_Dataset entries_

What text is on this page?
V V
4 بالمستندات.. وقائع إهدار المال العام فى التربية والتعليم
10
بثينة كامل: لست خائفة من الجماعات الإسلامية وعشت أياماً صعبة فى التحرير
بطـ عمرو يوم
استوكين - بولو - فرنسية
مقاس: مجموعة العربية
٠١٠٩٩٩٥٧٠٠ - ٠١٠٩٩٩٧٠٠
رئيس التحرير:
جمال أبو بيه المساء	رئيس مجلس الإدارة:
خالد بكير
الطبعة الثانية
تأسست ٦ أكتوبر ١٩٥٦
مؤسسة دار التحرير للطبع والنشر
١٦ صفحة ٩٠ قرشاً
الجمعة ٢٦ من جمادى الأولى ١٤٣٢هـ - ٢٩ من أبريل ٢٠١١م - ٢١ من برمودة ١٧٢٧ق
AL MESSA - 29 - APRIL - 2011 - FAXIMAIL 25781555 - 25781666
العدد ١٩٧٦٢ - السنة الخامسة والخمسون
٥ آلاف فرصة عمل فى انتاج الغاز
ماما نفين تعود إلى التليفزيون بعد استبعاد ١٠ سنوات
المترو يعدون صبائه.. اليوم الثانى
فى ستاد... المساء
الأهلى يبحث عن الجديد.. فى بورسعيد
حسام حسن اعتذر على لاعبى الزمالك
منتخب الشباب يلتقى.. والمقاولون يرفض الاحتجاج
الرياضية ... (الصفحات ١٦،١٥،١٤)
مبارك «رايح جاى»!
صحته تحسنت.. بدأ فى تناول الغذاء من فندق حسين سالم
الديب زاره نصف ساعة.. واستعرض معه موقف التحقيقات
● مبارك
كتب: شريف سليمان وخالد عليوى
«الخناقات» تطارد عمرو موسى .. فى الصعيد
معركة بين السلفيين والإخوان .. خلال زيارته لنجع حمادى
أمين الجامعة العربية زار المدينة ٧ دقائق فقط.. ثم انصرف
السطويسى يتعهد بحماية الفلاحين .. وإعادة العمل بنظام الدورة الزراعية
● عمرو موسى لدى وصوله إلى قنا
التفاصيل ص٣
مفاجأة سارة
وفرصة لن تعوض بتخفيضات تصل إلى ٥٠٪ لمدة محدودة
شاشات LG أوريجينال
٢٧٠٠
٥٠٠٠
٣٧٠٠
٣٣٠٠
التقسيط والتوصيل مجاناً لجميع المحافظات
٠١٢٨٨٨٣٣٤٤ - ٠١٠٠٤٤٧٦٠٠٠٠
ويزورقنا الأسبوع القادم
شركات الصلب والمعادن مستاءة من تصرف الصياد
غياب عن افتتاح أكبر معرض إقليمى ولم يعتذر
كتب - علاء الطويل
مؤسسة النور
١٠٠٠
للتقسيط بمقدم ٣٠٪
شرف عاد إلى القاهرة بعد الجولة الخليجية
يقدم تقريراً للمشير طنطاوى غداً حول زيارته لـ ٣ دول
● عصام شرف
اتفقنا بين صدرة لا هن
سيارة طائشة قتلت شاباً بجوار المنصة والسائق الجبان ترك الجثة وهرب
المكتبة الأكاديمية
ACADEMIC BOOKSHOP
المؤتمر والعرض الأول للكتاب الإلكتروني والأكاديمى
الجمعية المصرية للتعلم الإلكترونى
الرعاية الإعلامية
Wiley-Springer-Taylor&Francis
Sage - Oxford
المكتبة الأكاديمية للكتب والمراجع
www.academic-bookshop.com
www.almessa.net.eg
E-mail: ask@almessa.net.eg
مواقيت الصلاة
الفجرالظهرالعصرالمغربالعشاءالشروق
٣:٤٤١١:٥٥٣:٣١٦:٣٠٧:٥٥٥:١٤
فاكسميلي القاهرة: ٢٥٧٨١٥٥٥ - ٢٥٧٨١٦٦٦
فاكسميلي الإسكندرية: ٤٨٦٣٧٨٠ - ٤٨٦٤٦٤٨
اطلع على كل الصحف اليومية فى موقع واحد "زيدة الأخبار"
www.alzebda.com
...
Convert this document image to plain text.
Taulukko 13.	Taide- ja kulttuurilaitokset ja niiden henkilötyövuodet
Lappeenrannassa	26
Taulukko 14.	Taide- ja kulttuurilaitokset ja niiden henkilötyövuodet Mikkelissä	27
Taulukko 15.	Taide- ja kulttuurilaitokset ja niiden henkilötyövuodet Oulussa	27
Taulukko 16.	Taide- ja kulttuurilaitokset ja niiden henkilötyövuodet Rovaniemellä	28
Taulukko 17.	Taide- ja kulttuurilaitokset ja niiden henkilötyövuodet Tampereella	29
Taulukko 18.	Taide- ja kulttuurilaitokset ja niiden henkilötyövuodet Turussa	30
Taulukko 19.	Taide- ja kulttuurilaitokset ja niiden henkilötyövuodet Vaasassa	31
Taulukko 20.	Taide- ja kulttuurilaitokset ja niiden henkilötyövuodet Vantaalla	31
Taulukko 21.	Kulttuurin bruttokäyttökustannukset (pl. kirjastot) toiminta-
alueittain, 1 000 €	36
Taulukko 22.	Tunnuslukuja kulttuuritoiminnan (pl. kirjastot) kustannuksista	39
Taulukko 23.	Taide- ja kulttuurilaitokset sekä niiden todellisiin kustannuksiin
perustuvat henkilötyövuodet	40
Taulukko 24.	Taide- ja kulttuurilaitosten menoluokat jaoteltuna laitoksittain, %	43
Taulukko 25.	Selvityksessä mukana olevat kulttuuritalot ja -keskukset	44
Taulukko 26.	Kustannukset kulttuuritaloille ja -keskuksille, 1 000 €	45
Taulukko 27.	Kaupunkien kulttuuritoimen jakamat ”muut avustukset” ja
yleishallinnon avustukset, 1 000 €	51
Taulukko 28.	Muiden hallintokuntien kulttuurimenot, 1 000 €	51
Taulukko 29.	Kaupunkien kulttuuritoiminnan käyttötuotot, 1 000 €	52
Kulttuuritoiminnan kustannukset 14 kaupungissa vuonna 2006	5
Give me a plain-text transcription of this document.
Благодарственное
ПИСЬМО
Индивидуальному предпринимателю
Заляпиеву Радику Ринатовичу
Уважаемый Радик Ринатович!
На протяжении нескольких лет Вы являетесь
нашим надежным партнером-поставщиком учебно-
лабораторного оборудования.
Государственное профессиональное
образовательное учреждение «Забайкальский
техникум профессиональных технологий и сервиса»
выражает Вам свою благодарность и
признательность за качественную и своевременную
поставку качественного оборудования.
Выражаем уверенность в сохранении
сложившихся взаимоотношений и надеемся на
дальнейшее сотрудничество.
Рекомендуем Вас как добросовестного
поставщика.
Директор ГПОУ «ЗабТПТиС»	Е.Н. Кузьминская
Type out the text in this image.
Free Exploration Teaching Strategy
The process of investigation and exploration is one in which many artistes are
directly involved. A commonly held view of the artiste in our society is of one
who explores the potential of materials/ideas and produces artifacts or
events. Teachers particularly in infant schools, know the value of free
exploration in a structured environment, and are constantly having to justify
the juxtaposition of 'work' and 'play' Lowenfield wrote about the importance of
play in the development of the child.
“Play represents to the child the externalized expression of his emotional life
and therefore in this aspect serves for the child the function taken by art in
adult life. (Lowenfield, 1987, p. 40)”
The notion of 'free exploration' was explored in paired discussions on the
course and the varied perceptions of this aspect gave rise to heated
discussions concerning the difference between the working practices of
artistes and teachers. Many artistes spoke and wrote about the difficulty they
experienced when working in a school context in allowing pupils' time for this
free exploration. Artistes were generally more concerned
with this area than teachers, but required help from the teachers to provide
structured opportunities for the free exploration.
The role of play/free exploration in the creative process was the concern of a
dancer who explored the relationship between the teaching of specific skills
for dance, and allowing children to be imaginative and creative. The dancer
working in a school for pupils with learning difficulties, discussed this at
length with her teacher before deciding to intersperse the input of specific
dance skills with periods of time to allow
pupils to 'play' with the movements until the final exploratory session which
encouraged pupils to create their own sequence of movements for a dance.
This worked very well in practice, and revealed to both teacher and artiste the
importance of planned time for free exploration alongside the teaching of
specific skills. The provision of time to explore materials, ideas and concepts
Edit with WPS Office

_SET PROBLEM_
Find and copy every line in the entries above where the string "process" occurs.

_SOLUTION BELOW_
The process of investigation and exploration is one in which many artistes are
The role of play/free exploration in the creative process was the concern of a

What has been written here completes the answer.